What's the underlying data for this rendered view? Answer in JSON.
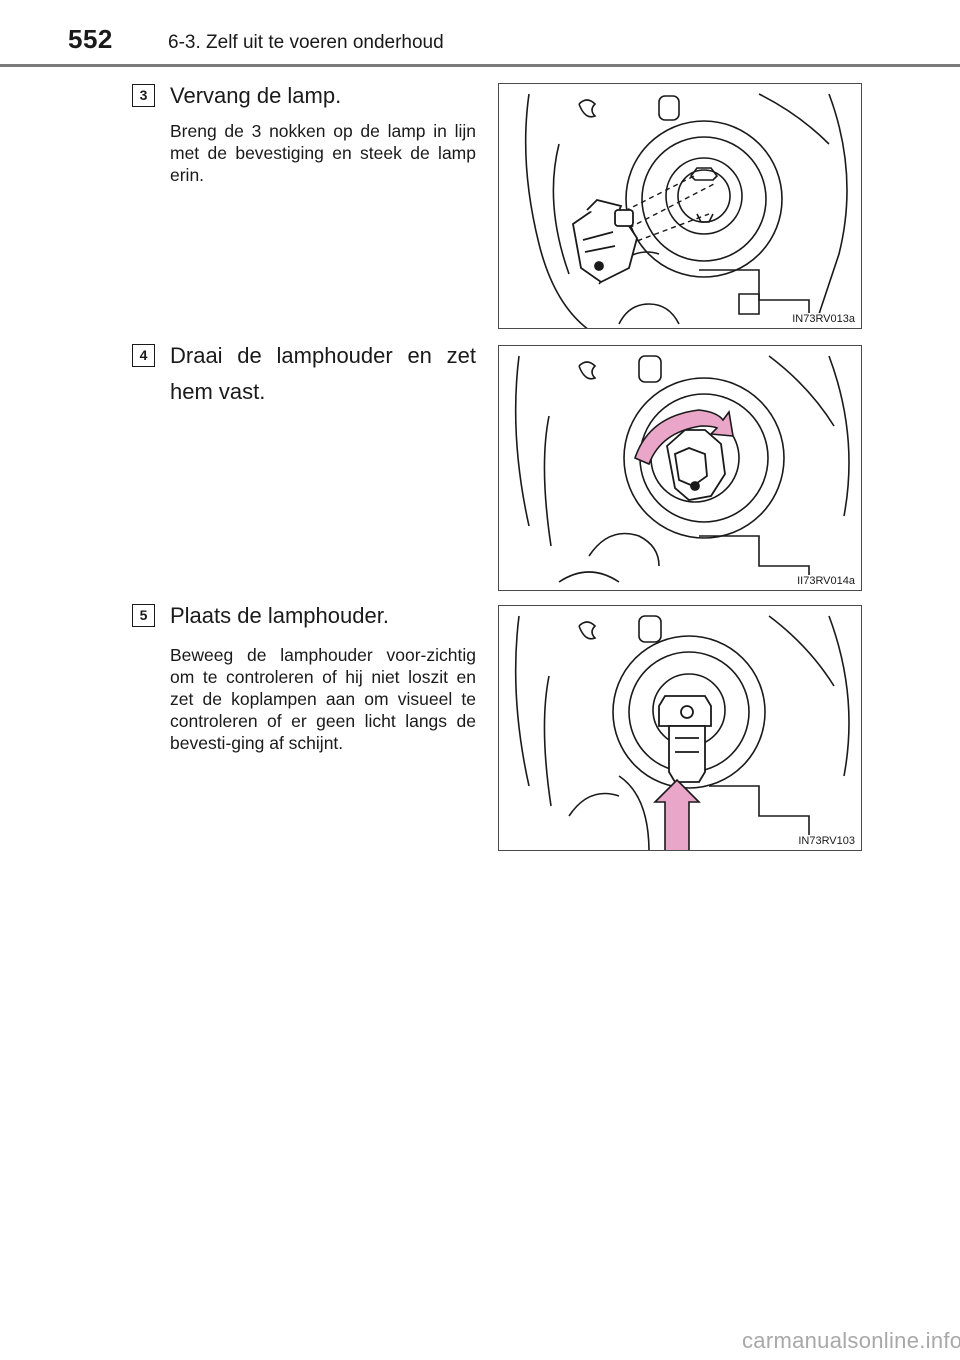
{
  "header": {
    "page_number": "552",
    "section_title": "6-3. Zelf uit te voeren onderhoud"
  },
  "steps": [
    {
      "number": "3",
      "title": "Vervang de lamp.",
      "body": "Breng de 3 nokken op de lamp in lijn met de bevestiging en steek de lamp erin.",
      "figure_code": "IN73RV013a",
      "icon": "bulb-insertion-illustration"
    },
    {
      "number": "4",
      "title": "Draai de lamphouder en zet hem vast.",
      "body": "",
      "figure_code": "II73RV014a",
      "icon": "rotate-bulb-holder-illustration"
    },
    {
      "number": "5",
      "title": "Plaats de lamphouder.",
      "body": "Beweeg de lamphouder voor-zichtig om te controleren of hij niet loszit en zet de koplampen aan om visueel te controleren of er geen licht langs de bevesti-ging af schijnt.",
      "figure_code": "IN73RV103",
      "icon": "check-bulb-holder-illustration"
    }
  ],
  "footer": {
    "watermark": "carmanualsonline.info"
  },
  "colors": {
    "text": "#1a1a1a",
    "rule": "#7a7a7a",
    "arrow_pink": "#e9a6c9",
    "watermark": "#a8a8a8"
  }
}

• WRITTEN EXERCISE: Restate every record exactly, please; do not copy the pictures.

• RESULT:
What's the underlying data for this rendered view? Answer in JSON.
{
  "header": {
    "page_number": "552",
    "section_title": "6-3. Zelf uit te voeren onderhoud"
  },
  "steps": [
    {
      "number": "3",
      "title": "Vervang de lamp.",
      "body": "Breng de 3 nokken op de lamp in lijn met de bevestiging en steek de lamp erin.",
      "figure_code": "IN73RV013a",
      "icon": "bulb-insertion-illustration"
    },
    {
      "number": "4",
      "title": "Draai de lamphouder en zet hem vast.",
      "body": "",
      "figure_code": "II73RV014a",
      "icon": "rotate-bulb-holder-illustration"
    },
    {
      "number": "5",
      "title": "Plaats de lamphouder.",
      "body": "Beweeg de lamphouder voor-zichtig om te controleren of hij niet loszit en zet de koplampen aan om visueel te controleren of er geen licht langs de bevesti-ging af schijnt.",
      "figure_code": "IN73RV103",
      "icon": "check-bulb-holder-illustration"
    }
  ],
  "footer": {
    "watermark": "carmanualsonline.info"
  },
  "colors": {
    "text": "#1a1a1a",
    "rule": "#7a7a7a",
    "arrow_pink": "#e9a6c9",
    "watermark": "#a8a8a8"
  }
}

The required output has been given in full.